## Start Data entries
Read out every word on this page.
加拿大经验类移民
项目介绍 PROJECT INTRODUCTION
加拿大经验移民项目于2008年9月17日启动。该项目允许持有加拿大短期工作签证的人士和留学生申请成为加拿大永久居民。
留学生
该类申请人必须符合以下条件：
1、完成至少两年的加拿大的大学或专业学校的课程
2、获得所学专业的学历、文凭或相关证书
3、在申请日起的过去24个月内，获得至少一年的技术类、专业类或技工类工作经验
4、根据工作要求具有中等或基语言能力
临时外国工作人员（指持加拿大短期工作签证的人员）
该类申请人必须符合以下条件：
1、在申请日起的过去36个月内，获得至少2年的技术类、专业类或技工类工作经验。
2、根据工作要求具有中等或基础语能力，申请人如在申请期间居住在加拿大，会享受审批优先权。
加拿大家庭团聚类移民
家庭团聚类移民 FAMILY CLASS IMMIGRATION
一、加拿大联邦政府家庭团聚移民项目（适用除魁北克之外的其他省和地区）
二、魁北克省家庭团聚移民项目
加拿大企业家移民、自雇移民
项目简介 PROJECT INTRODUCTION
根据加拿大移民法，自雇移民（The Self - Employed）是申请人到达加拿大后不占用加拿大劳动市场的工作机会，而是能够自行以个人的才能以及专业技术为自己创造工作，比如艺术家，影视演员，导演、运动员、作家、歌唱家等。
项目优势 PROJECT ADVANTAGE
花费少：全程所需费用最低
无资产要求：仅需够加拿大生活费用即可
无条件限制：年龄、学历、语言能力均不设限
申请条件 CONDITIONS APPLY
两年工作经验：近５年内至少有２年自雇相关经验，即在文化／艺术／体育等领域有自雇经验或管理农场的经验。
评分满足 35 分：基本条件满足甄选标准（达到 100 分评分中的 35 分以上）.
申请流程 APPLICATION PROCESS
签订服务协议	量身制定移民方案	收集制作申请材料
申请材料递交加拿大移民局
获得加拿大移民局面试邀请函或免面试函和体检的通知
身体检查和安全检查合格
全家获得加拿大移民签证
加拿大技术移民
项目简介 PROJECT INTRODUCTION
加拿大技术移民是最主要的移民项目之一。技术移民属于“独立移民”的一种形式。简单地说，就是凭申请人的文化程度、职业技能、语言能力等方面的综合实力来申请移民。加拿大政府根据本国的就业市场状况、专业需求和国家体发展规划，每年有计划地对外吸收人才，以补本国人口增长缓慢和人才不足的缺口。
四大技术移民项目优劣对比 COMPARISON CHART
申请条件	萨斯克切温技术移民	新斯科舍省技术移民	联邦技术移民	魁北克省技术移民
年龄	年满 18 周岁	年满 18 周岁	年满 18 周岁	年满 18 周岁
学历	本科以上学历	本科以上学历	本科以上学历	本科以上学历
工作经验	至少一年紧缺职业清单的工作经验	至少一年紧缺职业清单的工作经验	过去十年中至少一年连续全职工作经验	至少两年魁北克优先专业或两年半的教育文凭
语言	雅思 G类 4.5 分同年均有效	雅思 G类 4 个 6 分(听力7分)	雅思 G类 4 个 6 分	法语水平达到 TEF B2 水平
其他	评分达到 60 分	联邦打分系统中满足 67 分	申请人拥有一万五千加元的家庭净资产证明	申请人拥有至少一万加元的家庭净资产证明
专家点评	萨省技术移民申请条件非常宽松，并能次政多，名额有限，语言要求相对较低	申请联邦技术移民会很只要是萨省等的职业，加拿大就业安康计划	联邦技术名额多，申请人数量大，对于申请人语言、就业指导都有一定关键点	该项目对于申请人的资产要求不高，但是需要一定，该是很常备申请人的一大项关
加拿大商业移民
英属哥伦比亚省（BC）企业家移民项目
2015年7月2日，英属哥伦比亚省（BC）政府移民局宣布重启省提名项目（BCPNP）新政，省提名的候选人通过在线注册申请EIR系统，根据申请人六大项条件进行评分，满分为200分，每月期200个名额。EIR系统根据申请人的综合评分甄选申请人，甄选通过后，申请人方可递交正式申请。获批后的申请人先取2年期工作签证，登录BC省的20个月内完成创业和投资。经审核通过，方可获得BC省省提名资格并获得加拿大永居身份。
## End Data entries
→ **Objective**: From the listing above, pick out every line containing "专业类或技工类工作经验".

→ **Solution**:
3、在申请日起的过去24个月内，获得至少一年的技术类、专业类或技工类工作经验
1、在申请日起的过去36个月内，获得至少2年的技术类、专业类或技工类工作经验。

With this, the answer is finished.